Element box records
········

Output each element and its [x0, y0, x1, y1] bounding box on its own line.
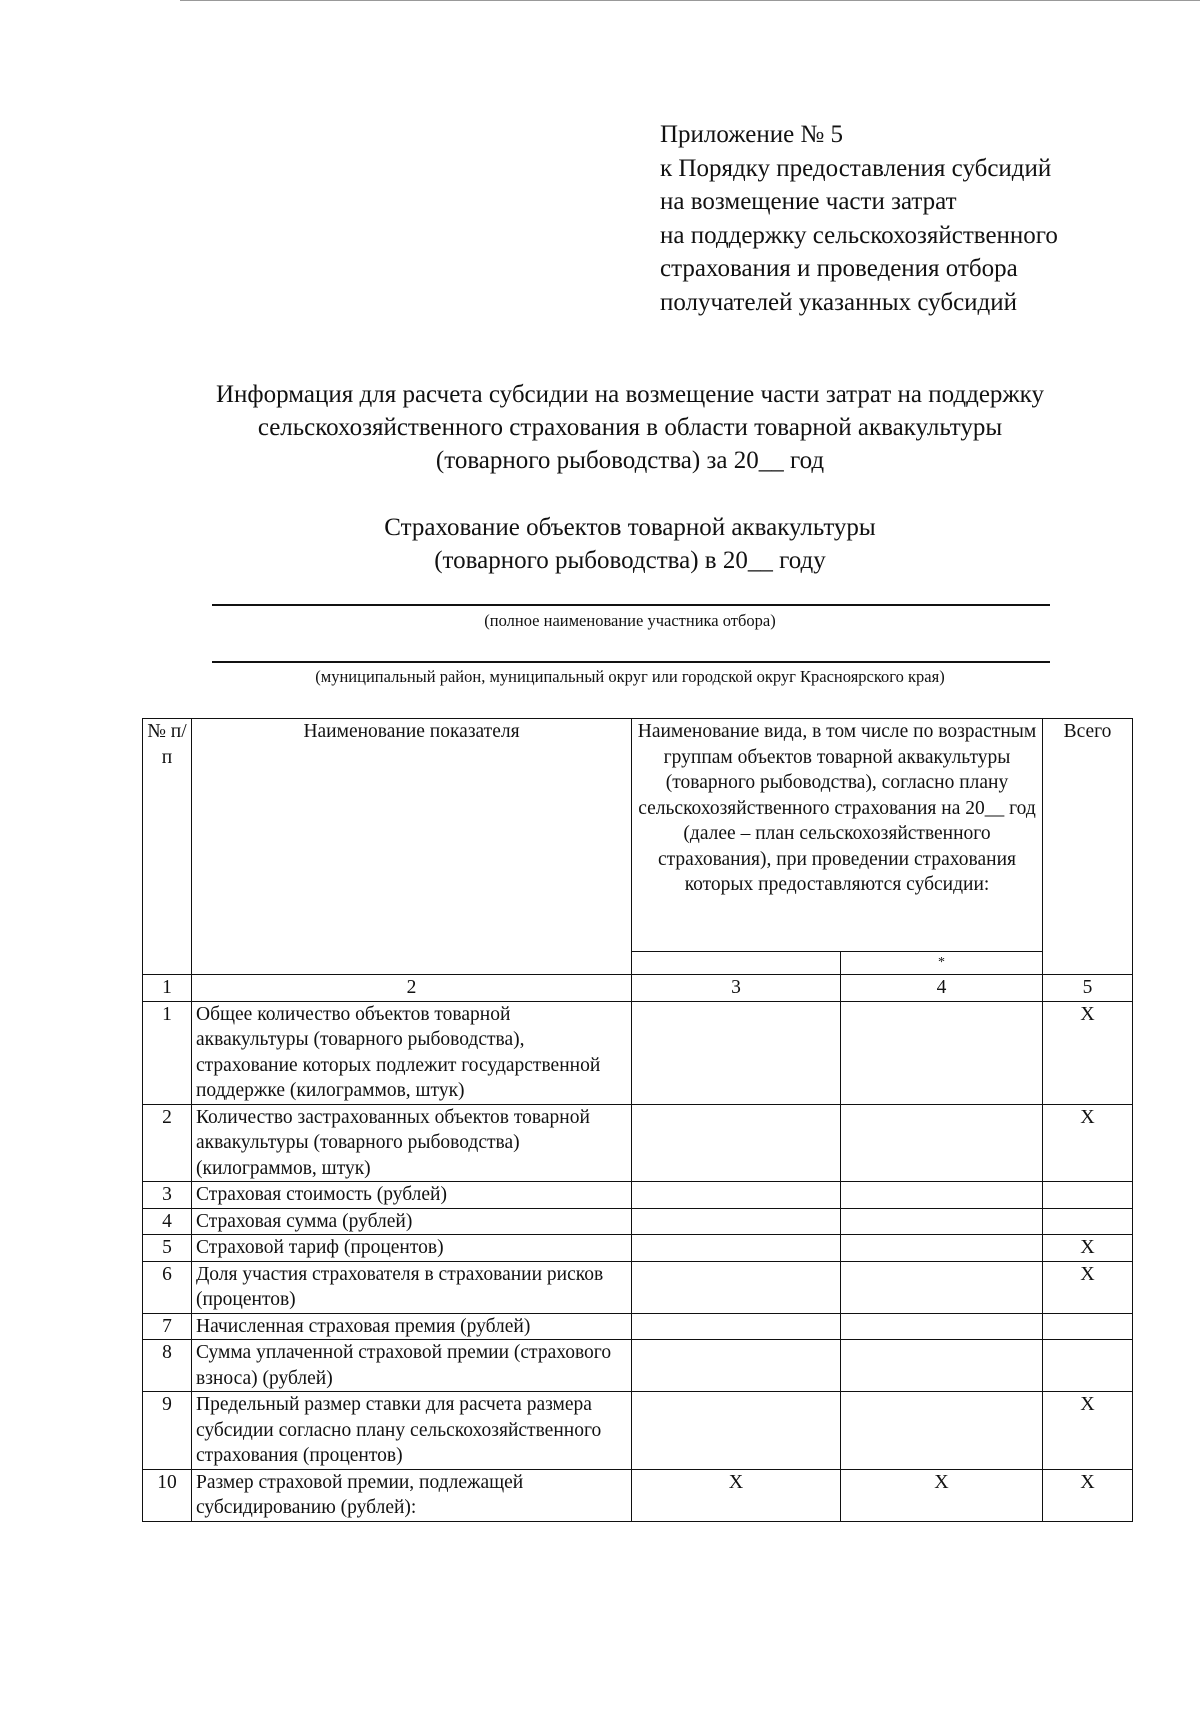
- row-number: 8: [143, 1340, 192, 1392]
- row-indicator: Сумма уплаченной страховой премии (страхового взноса) (рублей): [192, 1340, 632, 1392]
- column-number: 2: [192, 975, 632, 1002]
- row-value-col3: X: [632, 1469, 841, 1521]
- row-value-col4: X: [841, 1469, 1043, 1521]
- table-row: [143, 1340, 1133, 1392]
- column-number: 4: [841, 975, 1043, 1002]
- row-value-col4[interactable]: [841, 1104, 1043, 1182]
- row-number: 2: [143, 1104, 192, 1182]
- appendix-line: получателей указанных субсидий: [660, 288, 1018, 316]
- document-title: [100, 378, 1160, 477]
- header-name: Наименование показателя: [192, 719, 632, 975]
- row-number: 6: [143, 1261, 192, 1313]
- participant-caption: (полное наименование участника отбора): [484, 611, 776, 630]
- appendix-line: на поддержку сельскохозяйственного: [660, 221, 1058, 249]
- row-indicator: Количество застрахованных объектов товарной аквакультуры (товарного рыбоводства) (килограммов, штук): [192, 1104, 632, 1182]
- row-total: X: [1043, 1001, 1133, 1104]
- header-kind: Наименование вида, в том числе по возрастным группам объектов товарной аквакультуры (товарного рыбоводства), согласно плану сельскохозяйственного страхования на 20__ год (далее – план сельскохозяйственного страхования), при проведении страхования которых предоставляются субсидии:: [632, 719, 1043, 952]
- row-indicator: Начисленная страховая премия (рублей): [192, 1313, 632, 1340]
- row-value-col3[interactable]: [632, 1261, 841, 1313]
- appendix-line: на возмещение части затрат: [660, 188, 957, 215]
- row-number: 3: [143, 1182, 192, 1209]
- subtitle-line: (товарного рыбоводства) в 20__ году: [434, 547, 826, 574]
- table-row: [143, 1104, 1133, 1182]
- row-total: X: [1043, 1235, 1133, 1262]
- row-indicator: Общее количество объектов товарной аквакультуры (товарного рыбоводства), страхование которых подлежит государственной поддержке (килограммов, штук): [192, 1001, 632, 1104]
- row-value-col4[interactable]: [841, 1182, 1043, 1209]
- table-row: [143, 1001, 1133, 1104]
- table-row: [143, 1182, 1133, 1209]
- scan-edge-line: [180, 0, 1200, 1]
- table-header-row: [143, 719, 1133, 952]
- title-line: (товарного рыбоводства) за 20__ год: [435, 447, 825, 474]
- table-row: [143, 1235, 1133, 1262]
- subheader-col3: [632, 952, 841, 975]
- column-number: 5: [1043, 975, 1133, 1002]
- row-total: X: [1043, 1104, 1133, 1182]
- row-total[interactable]: [1043, 1182, 1133, 1209]
- row-number: 9: [143, 1392, 192, 1470]
- row-indicator: Доля участия страхователя в страховании рисков (процентов): [192, 1261, 632, 1313]
- row-value-col3[interactable]: [632, 1001, 841, 1104]
- subsidy-table: [142, 718, 1133, 1522]
- row-value-col3[interactable]: [632, 1392, 841, 1470]
- row-indicator: Страховая стоимость (рублей): [192, 1182, 632, 1209]
- participant-name-line: [212, 604, 1050, 606]
- row-indicator: Страховой тариф (процентов): [192, 1235, 632, 1262]
- title-line: сельскохозяйственного страхования в области товарной аквакультуры: [257, 414, 1003, 441]
- table-row: [143, 1313, 1133, 1340]
- appendix-line: Приложение № 5: [660, 121, 844, 148]
- header-num: № п/п: [143, 719, 192, 975]
- column-number-row: [143, 975, 1133, 1002]
- row-value-col4[interactable]: [841, 1208, 1043, 1235]
- row-value-col4[interactable]: [841, 1001, 1043, 1104]
- appendix-line: к Порядку предоставления субсидий: [660, 154, 1052, 182]
- row-total[interactable]: [1043, 1340, 1133, 1392]
- row-indicator: Размер страховой премии, подлежащей субсидированию (рублей):: [192, 1469, 632, 1521]
- document-subtitle: [100, 511, 1160, 577]
- column-number: 3: [632, 975, 841, 1002]
- row-indicator: Предельный размер ставки для расчета размера субсидии согласно плану сельскохозяйственного страхования (процентов): [192, 1392, 632, 1470]
- row-value-col3[interactable]: [632, 1235, 841, 1262]
- row-value-col4[interactable]: [841, 1261, 1043, 1313]
- row-value-col4[interactable]: [841, 1313, 1043, 1340]
- row-value-col3[interactable]: [632, 1182, 841, 1209]
- district-line: [212, 661, 1050, 663]
- row-value-col3[interactable]: [632, 1340, 841, 1392]
- row-value-col3[interactable]: [632, 1104, 841, 1182]
- table-row: [143, 1469, 1133, 1521]
- appendix-line: страхования и проведения отбора: [660, 255, 1018, 282]
- header-total: Всего: [1043, 719, 1133, 975]
- row-total[interactable]: [1043, 1313, 1133, 1340]
- row-value-col4[interactable]: [841, 1340, 1043, 1392]
- row-number: 4: [143, 1208, 192, 1235]
- row-total: X: [1043, 1261, 1133, 1313]
- row-value-col4[interactable]: [841, 1235, 1043, 1262]
- subheader-col4: *: [841, 952, 1043, 975]
- table-row: [143, 1392, 1133, 1470]
- row-number: 10: [143, 1469, 192, 1521]
- row-number: 7: [143, 1313, 192, 1340]
- row-total[interactable]: [1043, 1208, 1133, 1235]
- row-number: 5: [143, 1235, 192, 1262]
- table-row: [143, 1208, 1133, 1235]
- appendix-note: [660, 118, 1058, 319]
- district-caption: (муниципальный район, муниципальный округ или городской округ Красноярского края): [315, 667, 945, 686]
- row-value-col3[interactable]: [632, 1208, 841, 1235]
- row-indicator: Страховая сумма (рублей): [192, 1208, 632, 1235]
- row-number: 1: [143, 1001, 192, 1104]
- row-total: X: [1043, 1392, 1133, 1470]
- title-line: Информация для расчета субсидии на возмещение части затрат на поддержку: [216, 381, 1044, 408]
- table-row: [143, 1261, 1133, 1313]
- row-value-col3[interactable]: [632, 1313, 841, 1340]
- row-value-col4[interactable]: [841, 1392, 1043, 1470]
- subtitle-line: Страхование объектов товарной аквакультуры: [384, 514, 876, 541]
- row-total: X: [1043, 1469, 1133, 1521]
- column-number: 1: [143, 975, 192, 1002]
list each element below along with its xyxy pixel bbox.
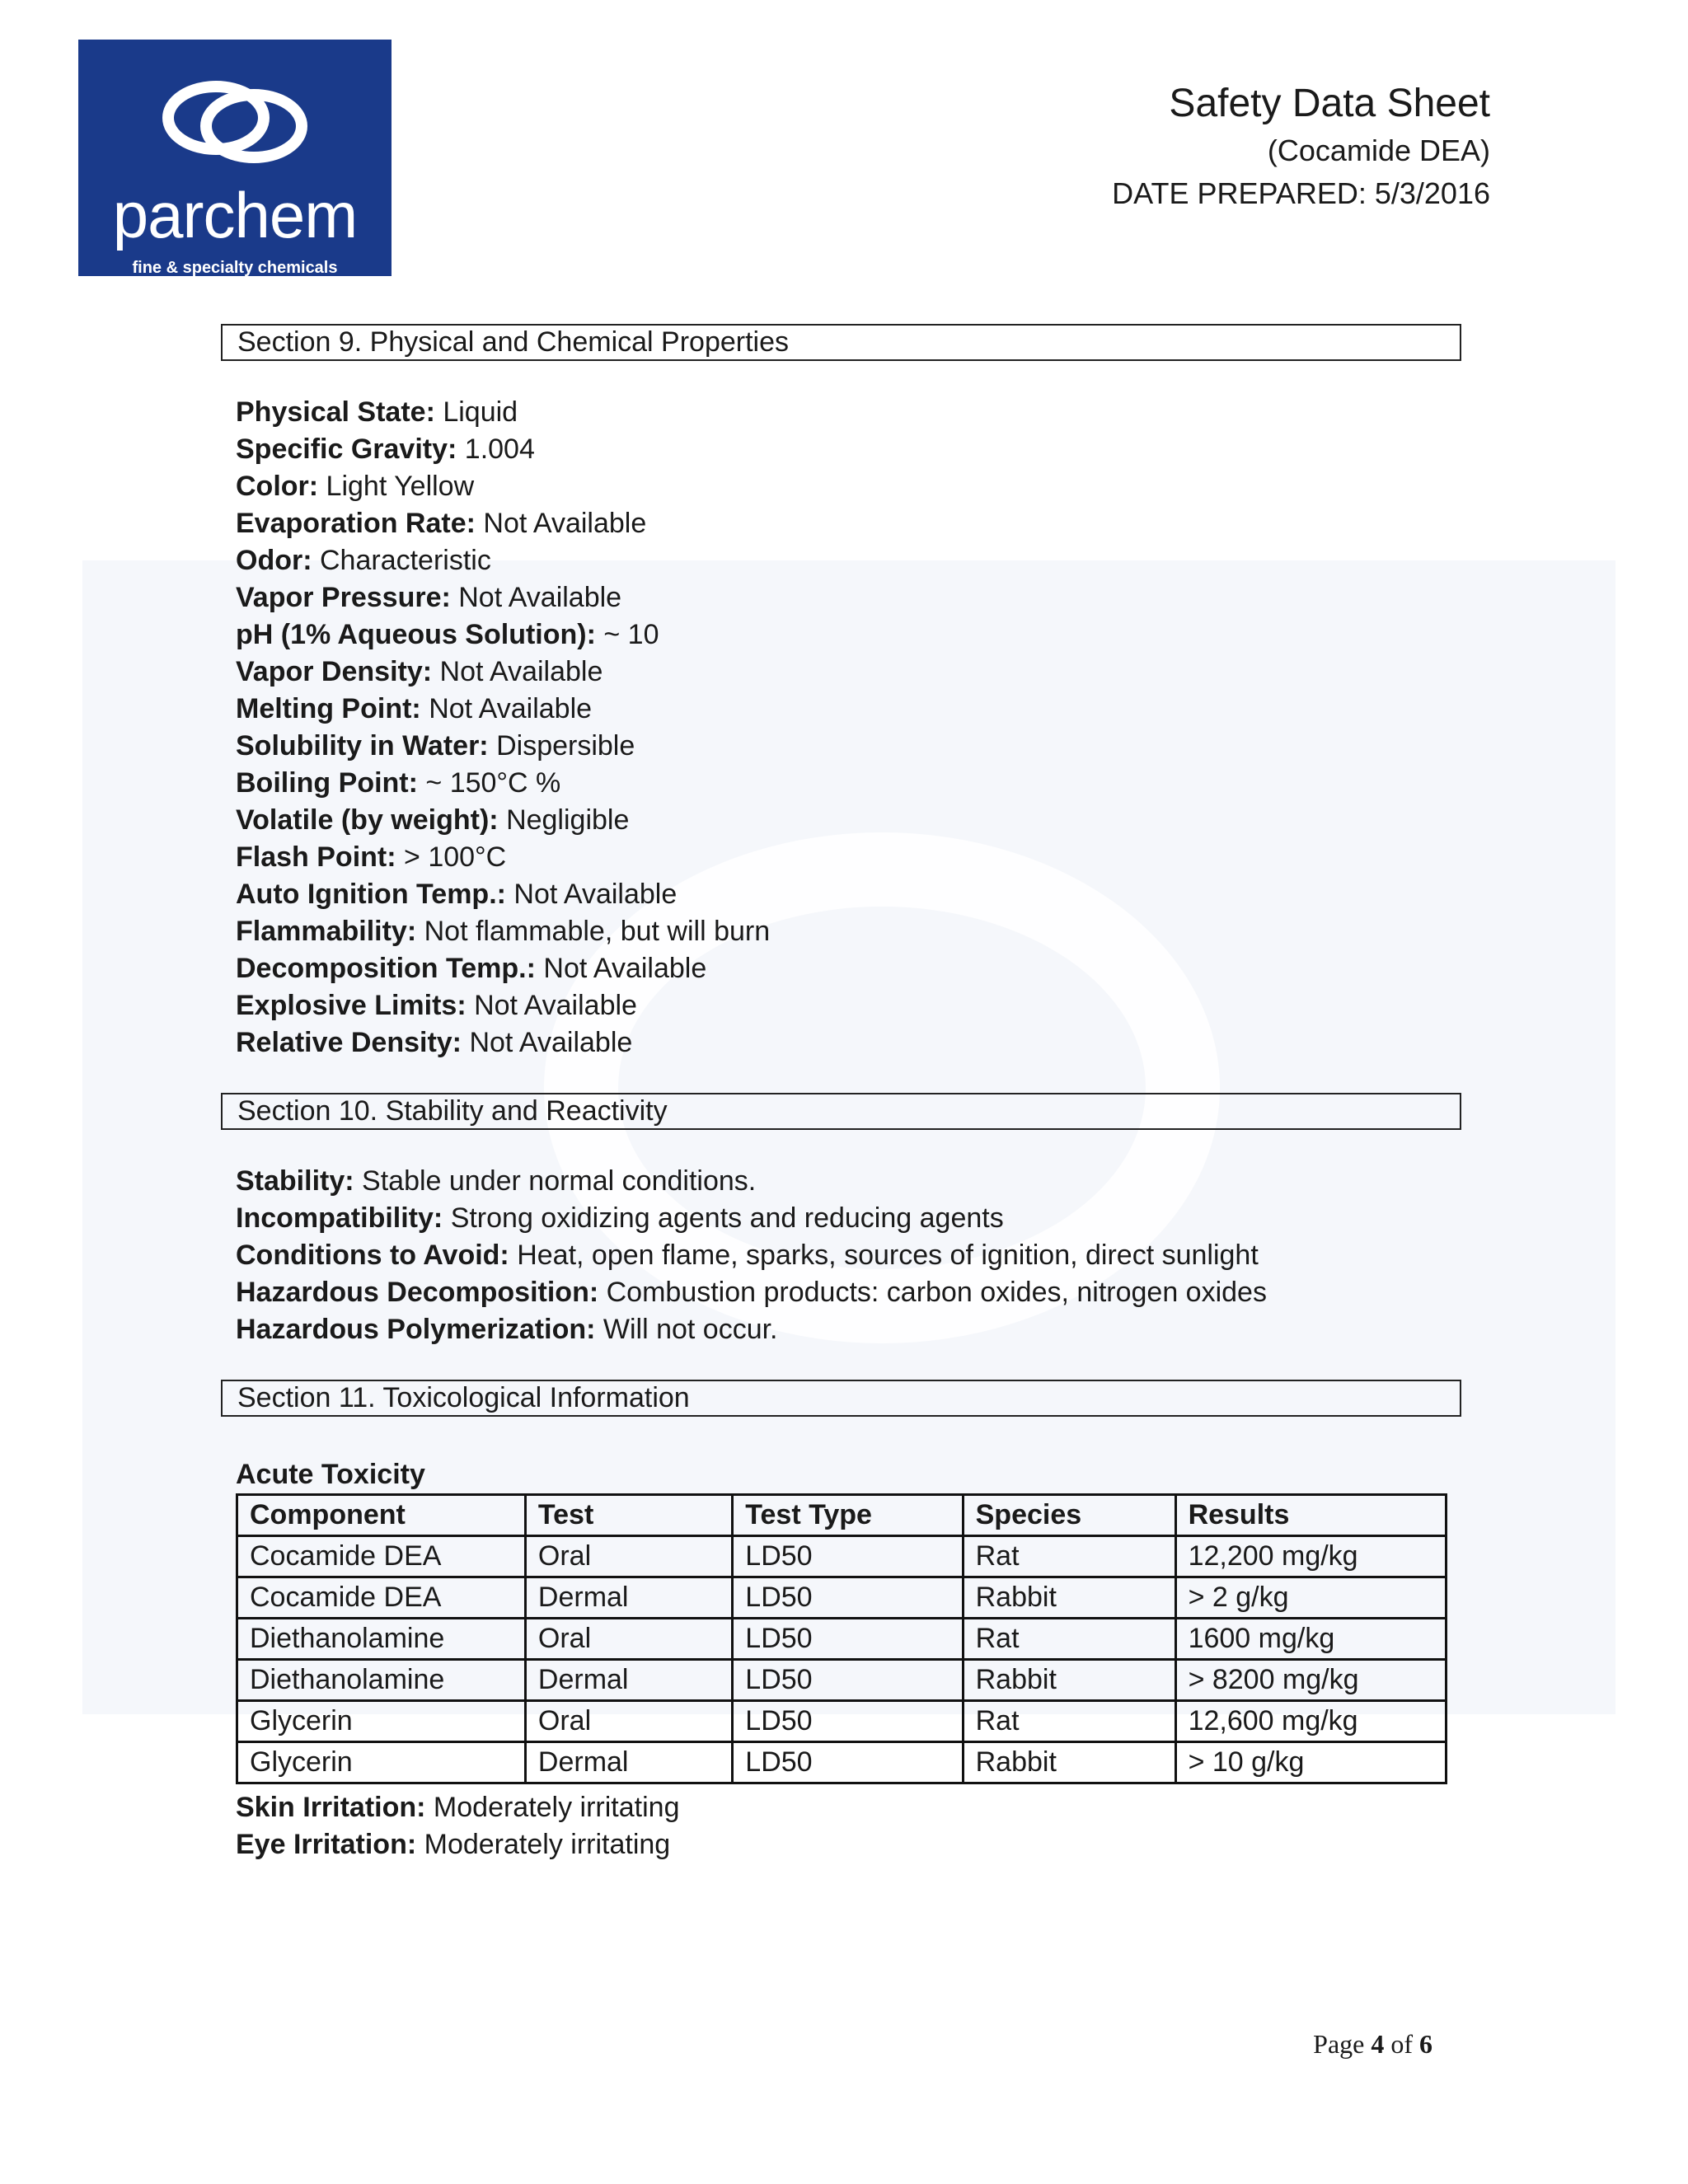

········

## Your instructions
Print every line of the records above character for character, leaving out the pictures.

## Problem solution
Output each element and its [x0, y0, x1, y1] bounding box on its own line.
- row-number: 8: [143, 1340, 192, 1392]
- row-indicator: Сумма уплаченной страховой премии (страхового взноса) (рублей): [192, 1340, 632, 1392]
- column-number: 2: [192, 975, 632, 1002]
- row-value-col3: X: [632, 1469, 841, 1521]
- row-value-col4: X: [841, 1469, 1043, 1521]
- table-row: [143, 1340, 1133, 1392]
- column-number: 4: [841, 975, 1043, 1002]
- row-value-col4[interactable]: [841, 1104, 1043, 1182]
- row-number: 2: [143, 1104, 192, 1182]
- appendix-line: получателей указанных субсидий: [660, 288, 1018, 316]
- document-title: [100, 378, 1160, 477]
- header-name: Наименование показателя: [192, 719, 632, 975]
- row-number: 6: [143, 1261, 192, 1313]
- participant-caption: (полное наименование участника отбора): [484, 611, 776, 630]
- appendix-line: на поддержку сельскохозяйственного: [660, 221, 1058, 249]
- row-indicator: Количество застрахованных объектов товарной аквакультуры (товарного рыбоводства) (килограммов, штук): [192, 1104, 632, 1182]
- row-total: X: [1043, 1001, 1133, 1104]
- header-kind: Наименование вида, в том числе по возрастным группам объектов товарной аквакультуры (товарного рыбоводства), согласно плану сельскохозяйственного страхования на 20__ год (далее – план сельскохозяйственного страхования), при проведении страхования которых предоставляются субсидии:: [632, 719, 1043, 952]
- row-indicator: Начисленная страховая премия (рублей): [192, 1313, 632, 1340]
- row-value-col3[interactable]: [632, 1261, 841, 1313]
- appendix-line: на возмещение части затрат: [660, 188, 957, 215]
- row-number: 3: [143, 1182, 192, 1209]
- subtitle-line: (товарного рыбоводства) в 20__ году: [434, 547, 826, 574]
- table-row: [143, 1104, 1133, 1182]
- row-total: X: [1043, 1235, 1133, 1262]
- row-indicator: Общее количество объектов товарной аквакультуры (товарного рыбоводства), страхование которых подлежит государственной поддержке (килограммов, штук): [192, 1001, 632, 1104]
- row-value-col4[interactable]: [841, 1182, 1043, 1209]
- table-row: [143, 1001, 1133, 1104]
- table-row: [143, 1182, 1133, 1209]
- scan-edge-line: [180, 0, 1200, 1]
- table-header-row: [143, 719, 1133, 952]
- title-line: (товарного рыбоводства) за 20__ год: [435, 447, 825, 474]
- table-row: [143, 1235, 1133, 1262]
- subheader-col3: [632, 952, 841, 975]
- column-number: 5: [1043, 975, 1133, 1002]
- row-total: X: [1043, 1104, 1133, 1182]
- row-total[interactable]: [1043, 1182, 1133, 1209]
- row-number: 9: [143, 1392, 192, 1470]
- row-indicator: Доля участия страхователя в страховании рисков (процентов): [192, 1261, 632, 1313]
- row-value-col3[interactable]: [632, 1001, 841, 1104]
- subsidy-table: [142, 718, 1133, 1522]
- row-value-col3[interactable]: [632, 1392, 841, 1470]
- row-indicator: Страховая стоимость (рублей): [192, 1182, 632, 1209]
- participant-name-line: [212, 604, 1050, 606]
- row-indicator: Страховой тариф (процентов): [192, 1235, 632, 1262]
- title-line: сельскохозяйственного страхования в области товарной аквакультуры: [257, 414, 1003, 441]
- table-row: [143, 1313, 1133, 1340]
- appendix-line: Приложение № 5: [660, 121, 844, 148]
- header-num: № п/п: [143, 719, 192, 975]
- column-number-row: [143, 975, 1133, 1002]
- row-value-col4[interactable]: [841, 1208, 1043, 1235]
- row-value-col4[interactable]: [841, 1001, 1043, 1104]
- appendix-line: к Порядку предоставления субсидий: [660, 154, 1052, 182]
- row-total[interactable]: [1043, 1340, 1133, 1392]
- row-indicator: Размер страховой премии, подлежащей субсидированию (рублей):: [192, 1469, 632, 1521]
- document-subtitle: [100, 511, 1160, 577]
- column-number: 3: [632, 975, 841, 1002]
- row-indicator: Предельный размер ставки для расчета размера субсидии согласно плану сельскохозяйственного страхования (процентов): [192, 1392, 632, 1470]
- row-value-col3[interactable]: [632, 1235, 841, 1262]
- row-value-col4[interactable]: [841, 1261, 1043, 1313]
- row-value-col4[interactable]: [841, 1313, 1043, 1340]
- row-value-col3[interactable]: [632, 1182, 841, 1209]
- district-line: [212, 661, 1050, 663]
- row-value-col3[interactable]: [632, 1340, 841, 1392]
- row-value-col3[interactable]: [632, 1104, 841, 1182]
- table-row: [143, 1469, 1133, 1521]
- appendix-line: страхования и проведения отбора: [660, 255, 1018, 282]
- header-total: Всего: [1043, 719, 1133, 975]
- row-total[interactable]: [1043, 1313, 1133, 1340]
- row-value-col4[interactable]: [841, 1340, 1043, 1392]
- row-number: 4: [143, 1208, 192, 1235]
- row-total: X: [1043, 1261, 1133, 1313]
- row-value-col4[interactable]: [841, 1235, 1043, 1262]
- subheader-col4: *: [841, 952, 1043, 975]
- table-row: [143, 1392, 1133, 1470]
- row-number: 10: [143, 1469, 192, 1521]
- row-number: 7: [143, 1313, 192, 1340]
- row-total[interactable]: [1043, 1208, 1133, 1235]
- row-number: 5: [143, 1235, 192, 1262]
- table-row: [143, 1208, 1133, 1235]
- appendix-note: [660, 118, 1058, 319]
- district-caption: (муниципальный район, муниципальный округ или городской округ Красноярского края): [315, 667, 945, 686]
- row-value-col3[interactable]: [632, 1208, 841, 1235]
- row-indicator: Страховая сумма (рублей): [192, 1208, 632, 1235]
- row-number: 1: [143, 1001, 192, 1104]
- row-total: X: [1043, 1392, 1133, 1470]
- title-line: Информация для расчета субсидии на возмещение части затрат на поддержку: [216, 381, 1044, 408]
- table-row: [143, 1261, 1133, 1313]
- row-value-col3[interactable]: [632, 1313, 841, 1340]
- row-value-col4[interactable]: [841, 1392, 1043, 1470]
- subtitle-line: Страхование объектов товарной аквакультуры: [384, 514, 876, 541]
- row-total: X: [1043, 1469, 1133, 1521]
- column-number: 1: [143, 975, 192, 1002]
list each element below along with its xyxy pixel bbox.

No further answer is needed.